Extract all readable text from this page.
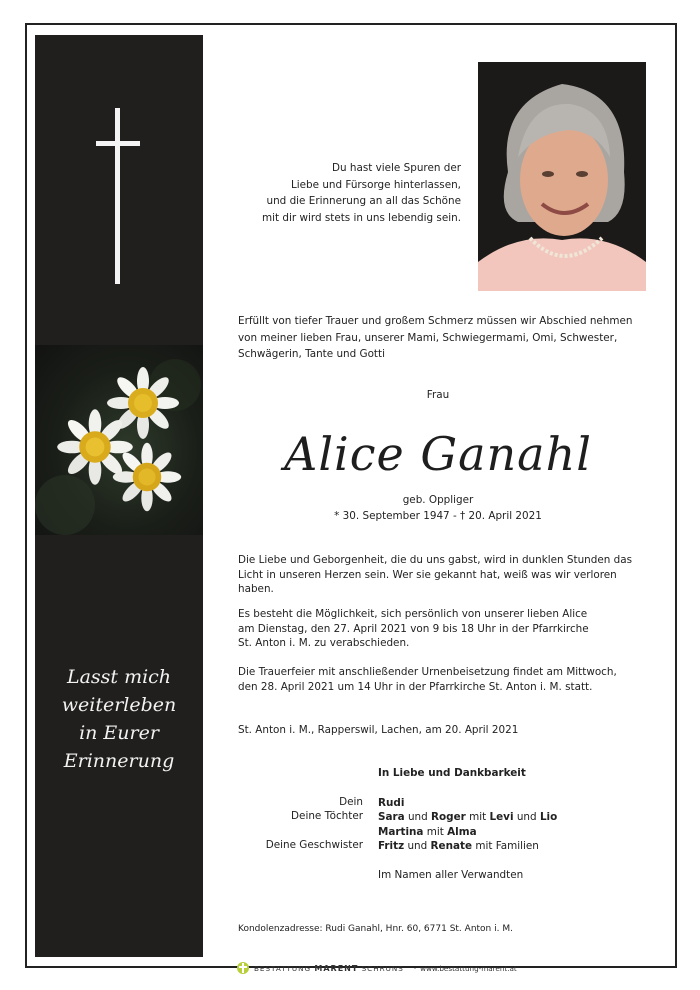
Lasst mich
weiterleben
in Eurer
Erinnerung
Du hast viele Spuren der
Liebe und Fürsorge hinterlassen,
und die Erinnerung an all das Schöne
mit dir wird stets in uns lebendig sein.
Erfüllt von tiefer Trauer und großem Schmerz müssen wir Abschied nehmen
von meiner lieben Frau, unserer Mami, Schwiegermami, Omi, Schwester,
Schwägerin, Tante und Gotti
Frau
Alice Ganahl
geb. Oppliger
* 30. September 1947 - † 20. April 2021
Die Liebe und Geborgenheit, die du uns gabst, wird in dunklen Stunden das
Licht in unseren Herzen sein. Wer sie gekannt hat, weiß was wir verloren
haben.
Es besteht die Möglichkeit, sich persönlich von unserer lieben Alice
am Dienstag, den 27. April 2021 von 9 bis 18 Uhr in der Pfarrkirche
St. Anton i. M. zu verabschieden.
Die Trauerfeier mit anschließender Urnenbeisetzung findet am Mittwoch,
den 28. April 2021 um 14 Uhr in der Pfarrkirche St. Anton i. M. statt.
St. Anton i. M., Rapperswil, Lachen, am 20. April 2021
In Liebe und Dankbarkeit
Dein Rudi
Deine Töchter Sara und Roger mit Levi und Lio
Martina mit Alma
Deine Geschwister Fritz und Renate mit Familien
Im Namen aller Verwandten
Kondolenzadresse: Rudi Ganahl, Hnr. 60, 6771 St. Anton i. M.
BESTATTUNG MARENT SCHRUNS · www.bestattung-marent.at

_Task to carry out:_
Give an exact reproduction of every line, leaving out any picture.

_The answer:_
Extract all readable text from this page.
Lasst mich
weiterleben
in Eurer
Erinnerung
Du hast viele Spuren der
Liebe und Fürsorge hinterlassen,
und die Erinnerung an all das Schöne
mit dir wird stets in uns lebendig sein.
Erfüllt von tiefer Trauer und großem Schmerz müssen wir Abschied nehmen
von meiner lieben Frau, unserer Mami, Schwiegermami, Omi, Schwester,
Schwägerin, Tante und Gotti
Frau
Alice Ganahl
geb. Oppliger
* 30. September 1947 - † 20. April 2021
Die Liebe und Geborgenheit, die du uns gabst, wird in dunklen Stunden das
Licht in unseren Herzen sein. Wer sie gekannt hat, weiß was wir verloren
haben.
Es besteht die Möglichkeit, sich persönlich von unserer lieben Alice
am Dienstag, den 27. April 2021 von 9 bis 18 Uhr in der Pfarrkirche
St. Anton i. M. zu verabschieden.
Die Trauerfeier mit anschließender Urnenbeisetzung findet am Mittwoch,
den 28. April 2021 um 14 Uhr in der Pfarrkirche St. Anton i. M. statt.
St. Anton i. M., Rapperswil, Lachen, am 20. April 2021
In Liebe und Dankbarkeit
Dein Rudi
Deine Töchter Sara und Roger mit Levi und Lio
Martina mit Alma
Deine Geschwister Fritz und Renate mit Familien
Im Namen aller Verwandten
Kondolenzadresse: Rudi Ganahl, Hnr. 60, 6771 St. Anton i. M.
BESTATTUNG MARENT SCHRUNS · www.bestattung-marent.at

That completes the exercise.